• _Directions_
Render the following material again verbatim, leaving nothing out.

[Dataset records]
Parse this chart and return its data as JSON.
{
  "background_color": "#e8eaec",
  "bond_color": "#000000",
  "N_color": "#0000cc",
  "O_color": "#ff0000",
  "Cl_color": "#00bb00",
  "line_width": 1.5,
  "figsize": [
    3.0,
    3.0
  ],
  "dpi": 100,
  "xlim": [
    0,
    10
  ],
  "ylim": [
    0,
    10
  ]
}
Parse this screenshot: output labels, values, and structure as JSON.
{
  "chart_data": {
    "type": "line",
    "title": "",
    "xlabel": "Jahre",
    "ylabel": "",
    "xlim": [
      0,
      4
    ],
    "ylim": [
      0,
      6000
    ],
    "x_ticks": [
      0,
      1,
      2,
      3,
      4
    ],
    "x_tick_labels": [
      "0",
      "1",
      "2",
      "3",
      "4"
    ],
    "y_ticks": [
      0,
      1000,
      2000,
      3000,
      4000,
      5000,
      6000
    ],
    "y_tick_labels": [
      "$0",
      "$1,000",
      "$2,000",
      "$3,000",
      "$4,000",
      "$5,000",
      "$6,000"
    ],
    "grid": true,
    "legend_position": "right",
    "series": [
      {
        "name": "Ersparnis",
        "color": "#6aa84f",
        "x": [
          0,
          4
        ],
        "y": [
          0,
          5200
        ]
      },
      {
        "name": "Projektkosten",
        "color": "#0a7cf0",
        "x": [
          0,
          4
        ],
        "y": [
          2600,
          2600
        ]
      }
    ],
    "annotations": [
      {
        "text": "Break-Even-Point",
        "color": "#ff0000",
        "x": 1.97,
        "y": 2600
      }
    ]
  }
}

• _Response_
Parse this chart and return its data as JSON.
{
  "background_color": "#e8eaec",
  "bond_color": "#000000",
  "N_color": "#0000cc",
  "O_color": "#ff0000",
  "Cl_color": "#00bb00",
  "line_width": 1.5,
  "figsize": [
    3.0,
    3.0
  ],
  "dpi": 100,
  "xlim": [
    0,
    10
  ],
  "ylim": [
    0,
    10
  ]
}
Parse this screenshot: output labels, values, and structure as JSON.
{
  "chart_data": {
    "type": "line",
    "title": "",
    "xlabel": "Jahre",
    "ylabel": "",
    "xlim": [
      0,
      4
    ],
    "ylim": [
      0,
      6000
    ],
    "x_ticks": [
      0,
      1,
      2,
      3,
      4
    ],
    "x_tick_labels": [
      "0",
      "1",
      "2",
      "3",
      "4"
    ],
    "y_ticks": [
      0,
      1000,
      2000,
      3000,
      4000,
      5000,
      6000
    ],
    "y_tick_labels": [
      "$0",
      "$1,000",
      "$2,000",
      "$3,000",
      "$4,000",
      "$5,000",
      "$6,000"
    ],
    "grid": true,
    "legend_position": "right",
    "series": [
      {
        "name": "Ersparnis",
        "color": "#6aa84f",
        "x": [
          0,
          4
        ],
        "y": [
          0,
          5200
        ]
      },
      {
        "name": "Projektkosten",
        "color": "#0a7cf0",
        "x": [
          0,
          4
        ],
        "y": [
          2600,
          2600
        ]
      }
    ],
    "annotations": [
      {
        "text": "Break-Even-Point",
        "color": "#ff0000",
        "x": 1.97,
        "y": 2600
      }
    ]
  }
}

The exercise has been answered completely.